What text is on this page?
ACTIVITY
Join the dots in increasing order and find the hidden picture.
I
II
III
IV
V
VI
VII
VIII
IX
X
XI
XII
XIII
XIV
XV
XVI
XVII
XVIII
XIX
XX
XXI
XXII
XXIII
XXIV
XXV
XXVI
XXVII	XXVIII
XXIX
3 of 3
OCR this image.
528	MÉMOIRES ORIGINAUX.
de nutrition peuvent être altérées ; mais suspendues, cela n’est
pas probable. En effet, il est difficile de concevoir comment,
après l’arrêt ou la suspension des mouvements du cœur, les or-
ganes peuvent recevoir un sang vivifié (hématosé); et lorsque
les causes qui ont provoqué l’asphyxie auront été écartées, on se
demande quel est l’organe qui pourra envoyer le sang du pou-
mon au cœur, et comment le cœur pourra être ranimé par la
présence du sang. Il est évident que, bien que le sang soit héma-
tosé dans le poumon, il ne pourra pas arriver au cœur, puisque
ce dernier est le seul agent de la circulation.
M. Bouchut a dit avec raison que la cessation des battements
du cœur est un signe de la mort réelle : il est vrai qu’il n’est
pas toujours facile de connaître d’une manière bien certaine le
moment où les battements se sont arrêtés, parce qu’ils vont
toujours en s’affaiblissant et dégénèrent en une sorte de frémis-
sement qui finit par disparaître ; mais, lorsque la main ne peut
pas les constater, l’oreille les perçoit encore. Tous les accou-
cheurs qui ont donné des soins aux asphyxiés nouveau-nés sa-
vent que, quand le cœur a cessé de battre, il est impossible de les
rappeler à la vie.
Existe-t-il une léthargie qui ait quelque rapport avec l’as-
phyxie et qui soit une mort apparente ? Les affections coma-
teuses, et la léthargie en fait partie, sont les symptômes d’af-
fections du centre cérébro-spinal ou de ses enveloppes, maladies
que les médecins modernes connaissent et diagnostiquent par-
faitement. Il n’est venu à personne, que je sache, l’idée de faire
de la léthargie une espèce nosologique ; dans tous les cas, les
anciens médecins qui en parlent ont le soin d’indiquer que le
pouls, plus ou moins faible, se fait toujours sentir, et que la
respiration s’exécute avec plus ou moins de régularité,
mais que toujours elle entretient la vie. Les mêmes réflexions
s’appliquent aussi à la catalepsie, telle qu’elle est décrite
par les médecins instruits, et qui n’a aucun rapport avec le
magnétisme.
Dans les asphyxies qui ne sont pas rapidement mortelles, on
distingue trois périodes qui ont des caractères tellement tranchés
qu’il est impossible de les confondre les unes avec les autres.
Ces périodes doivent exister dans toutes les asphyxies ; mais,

**EXERCISE DESCRIPTION**
How many lines of the listing above include the word "léthargie"? Reply with the number alone.

**REPLY**
3